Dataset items
.....
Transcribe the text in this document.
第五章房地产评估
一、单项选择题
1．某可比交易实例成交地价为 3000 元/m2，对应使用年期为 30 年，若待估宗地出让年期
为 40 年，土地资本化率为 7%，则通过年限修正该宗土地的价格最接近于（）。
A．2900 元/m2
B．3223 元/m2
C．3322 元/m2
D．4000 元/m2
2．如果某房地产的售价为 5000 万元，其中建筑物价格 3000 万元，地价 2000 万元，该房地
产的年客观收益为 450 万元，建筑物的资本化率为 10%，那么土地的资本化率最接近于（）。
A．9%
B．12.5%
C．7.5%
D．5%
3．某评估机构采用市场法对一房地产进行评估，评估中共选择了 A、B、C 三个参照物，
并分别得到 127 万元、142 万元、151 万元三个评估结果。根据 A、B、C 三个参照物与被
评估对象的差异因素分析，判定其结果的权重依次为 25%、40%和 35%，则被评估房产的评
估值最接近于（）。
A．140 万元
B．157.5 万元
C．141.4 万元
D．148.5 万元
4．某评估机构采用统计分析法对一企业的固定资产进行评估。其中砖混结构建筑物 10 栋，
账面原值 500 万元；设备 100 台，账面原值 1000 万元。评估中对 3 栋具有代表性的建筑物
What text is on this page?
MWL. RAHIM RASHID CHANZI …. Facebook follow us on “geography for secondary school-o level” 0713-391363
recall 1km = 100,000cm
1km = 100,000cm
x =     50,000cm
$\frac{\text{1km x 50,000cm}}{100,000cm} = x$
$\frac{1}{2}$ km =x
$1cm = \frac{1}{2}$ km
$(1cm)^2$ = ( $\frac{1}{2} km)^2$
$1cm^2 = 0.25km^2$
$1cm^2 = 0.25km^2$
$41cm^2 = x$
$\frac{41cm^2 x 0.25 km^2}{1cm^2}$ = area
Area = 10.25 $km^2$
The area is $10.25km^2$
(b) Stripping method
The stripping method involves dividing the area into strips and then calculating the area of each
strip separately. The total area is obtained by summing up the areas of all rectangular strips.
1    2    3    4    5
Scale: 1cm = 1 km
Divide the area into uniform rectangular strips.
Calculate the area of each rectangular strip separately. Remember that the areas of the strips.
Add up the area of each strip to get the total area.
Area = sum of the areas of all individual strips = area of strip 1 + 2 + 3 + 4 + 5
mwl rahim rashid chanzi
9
.....
- _Instructions for the task_:
Copy out all lines from the material above that contain the string "separately".

- _Result below_:
strip separately. The total area is obtained by summing up the areas of all rectangular strips.
Calculate the area of each rectangular strip separately. Remember that the areas of the strips.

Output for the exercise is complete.